------ DATASET CONTENT ------
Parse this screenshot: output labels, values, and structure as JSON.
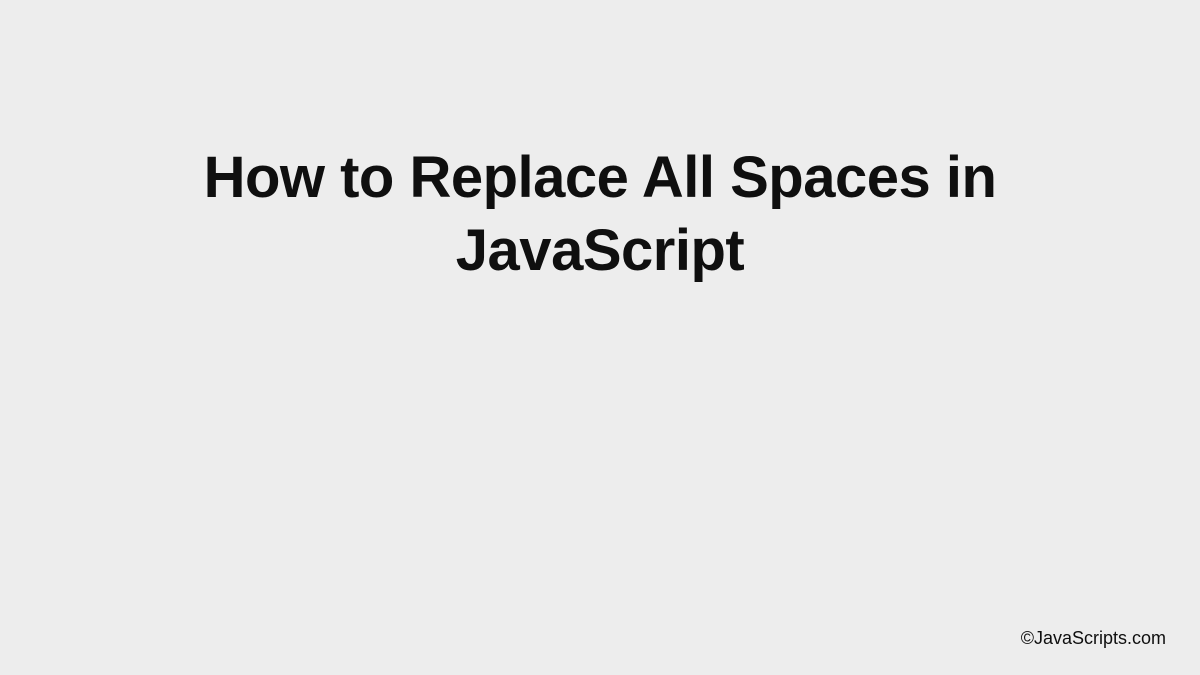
{
  "title": "How to Replace All Spaces in JavaScript",
  "attribution": "©JavaScripts.com"
}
------
WHAT TO PRODUCE: Copy the entries above faithfully and omit every image.

RESULT:
Parse this screenshot: output labels, values, and structure as JSON.
{
  "title": "How to Replace All Spaces in JavaScript",
  "attribution": "©JavaScripts.com"
}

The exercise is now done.